* Start Given records *
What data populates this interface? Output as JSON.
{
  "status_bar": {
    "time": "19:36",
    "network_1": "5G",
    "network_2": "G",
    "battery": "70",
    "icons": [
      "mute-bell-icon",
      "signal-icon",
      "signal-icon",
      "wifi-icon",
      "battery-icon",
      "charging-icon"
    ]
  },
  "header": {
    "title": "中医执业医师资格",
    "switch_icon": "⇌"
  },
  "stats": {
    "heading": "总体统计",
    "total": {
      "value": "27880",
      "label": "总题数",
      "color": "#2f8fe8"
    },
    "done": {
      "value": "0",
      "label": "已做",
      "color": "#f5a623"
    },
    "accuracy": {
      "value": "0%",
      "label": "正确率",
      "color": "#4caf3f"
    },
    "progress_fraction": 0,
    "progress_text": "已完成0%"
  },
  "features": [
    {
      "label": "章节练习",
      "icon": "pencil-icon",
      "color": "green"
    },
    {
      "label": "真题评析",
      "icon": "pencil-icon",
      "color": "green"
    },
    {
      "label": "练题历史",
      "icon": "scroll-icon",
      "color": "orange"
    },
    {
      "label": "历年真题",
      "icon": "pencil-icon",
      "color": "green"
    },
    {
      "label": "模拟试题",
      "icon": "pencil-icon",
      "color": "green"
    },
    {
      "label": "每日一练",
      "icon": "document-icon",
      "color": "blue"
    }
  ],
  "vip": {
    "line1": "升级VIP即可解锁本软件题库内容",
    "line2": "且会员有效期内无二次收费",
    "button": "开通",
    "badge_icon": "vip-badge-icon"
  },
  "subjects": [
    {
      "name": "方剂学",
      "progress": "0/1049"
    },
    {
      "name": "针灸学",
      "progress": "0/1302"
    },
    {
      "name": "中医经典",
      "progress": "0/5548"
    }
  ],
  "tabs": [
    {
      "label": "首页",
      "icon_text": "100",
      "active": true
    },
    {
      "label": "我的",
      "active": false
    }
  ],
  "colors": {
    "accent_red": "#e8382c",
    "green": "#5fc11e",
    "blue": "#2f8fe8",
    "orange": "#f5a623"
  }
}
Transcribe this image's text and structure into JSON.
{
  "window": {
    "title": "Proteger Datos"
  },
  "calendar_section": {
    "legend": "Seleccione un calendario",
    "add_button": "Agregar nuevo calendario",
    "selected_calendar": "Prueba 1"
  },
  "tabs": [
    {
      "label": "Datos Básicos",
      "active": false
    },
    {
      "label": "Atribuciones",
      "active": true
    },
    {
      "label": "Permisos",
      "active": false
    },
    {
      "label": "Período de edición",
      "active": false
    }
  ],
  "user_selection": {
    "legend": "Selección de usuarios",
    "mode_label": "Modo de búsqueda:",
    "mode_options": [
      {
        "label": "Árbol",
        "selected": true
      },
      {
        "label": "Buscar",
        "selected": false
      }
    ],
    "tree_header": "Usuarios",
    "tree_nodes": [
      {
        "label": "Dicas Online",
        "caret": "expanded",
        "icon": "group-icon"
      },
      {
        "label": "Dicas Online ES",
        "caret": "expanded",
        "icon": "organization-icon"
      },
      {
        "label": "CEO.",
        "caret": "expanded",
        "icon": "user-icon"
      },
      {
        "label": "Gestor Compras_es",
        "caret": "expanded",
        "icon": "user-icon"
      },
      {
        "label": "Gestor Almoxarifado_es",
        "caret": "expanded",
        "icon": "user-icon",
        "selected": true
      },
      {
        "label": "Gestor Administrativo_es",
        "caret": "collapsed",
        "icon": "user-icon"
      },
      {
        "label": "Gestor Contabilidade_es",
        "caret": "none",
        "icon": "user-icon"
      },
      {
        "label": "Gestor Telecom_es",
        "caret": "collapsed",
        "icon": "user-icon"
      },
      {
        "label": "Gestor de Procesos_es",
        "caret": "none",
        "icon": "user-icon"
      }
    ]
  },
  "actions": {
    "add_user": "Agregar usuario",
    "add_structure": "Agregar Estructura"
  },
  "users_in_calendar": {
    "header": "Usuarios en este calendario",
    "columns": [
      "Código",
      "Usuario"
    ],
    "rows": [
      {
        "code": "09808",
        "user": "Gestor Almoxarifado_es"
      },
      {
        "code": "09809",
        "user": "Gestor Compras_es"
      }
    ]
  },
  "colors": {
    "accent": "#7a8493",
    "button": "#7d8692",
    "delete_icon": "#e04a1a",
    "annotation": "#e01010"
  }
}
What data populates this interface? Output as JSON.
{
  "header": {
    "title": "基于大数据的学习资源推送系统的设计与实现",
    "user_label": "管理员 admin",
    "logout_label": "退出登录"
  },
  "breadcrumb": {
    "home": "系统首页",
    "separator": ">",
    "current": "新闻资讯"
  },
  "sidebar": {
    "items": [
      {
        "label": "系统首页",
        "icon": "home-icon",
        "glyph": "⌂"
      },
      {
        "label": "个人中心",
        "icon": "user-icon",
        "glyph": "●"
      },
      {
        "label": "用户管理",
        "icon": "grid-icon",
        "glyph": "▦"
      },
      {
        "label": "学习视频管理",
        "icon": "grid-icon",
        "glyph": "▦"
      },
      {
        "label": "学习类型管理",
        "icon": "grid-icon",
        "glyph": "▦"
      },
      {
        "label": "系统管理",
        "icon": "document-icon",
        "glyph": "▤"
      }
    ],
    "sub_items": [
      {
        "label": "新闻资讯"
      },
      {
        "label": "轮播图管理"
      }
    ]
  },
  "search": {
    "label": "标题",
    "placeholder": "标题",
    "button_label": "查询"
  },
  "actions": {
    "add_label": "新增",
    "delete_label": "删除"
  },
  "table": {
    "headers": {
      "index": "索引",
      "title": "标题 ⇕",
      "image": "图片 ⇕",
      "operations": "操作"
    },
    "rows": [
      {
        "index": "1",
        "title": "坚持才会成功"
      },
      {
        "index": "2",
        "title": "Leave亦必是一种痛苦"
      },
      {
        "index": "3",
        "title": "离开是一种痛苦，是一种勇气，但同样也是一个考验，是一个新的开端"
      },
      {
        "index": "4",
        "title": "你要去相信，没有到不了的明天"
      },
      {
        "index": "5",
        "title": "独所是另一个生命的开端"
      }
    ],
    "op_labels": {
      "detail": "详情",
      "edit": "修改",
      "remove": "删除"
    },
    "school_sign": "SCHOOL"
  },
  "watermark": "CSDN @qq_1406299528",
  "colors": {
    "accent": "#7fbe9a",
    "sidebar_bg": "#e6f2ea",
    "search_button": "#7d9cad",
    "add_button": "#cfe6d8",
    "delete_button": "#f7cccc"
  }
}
* End Given records *
**Directive**
Copy each line in the data that holds the word "Agregar".

**Correct answer**
    "add_button": "Agregar nuevo calendario",
    "add_user": "Agregar usuario",
    "add_structure": "Agregar Estructura"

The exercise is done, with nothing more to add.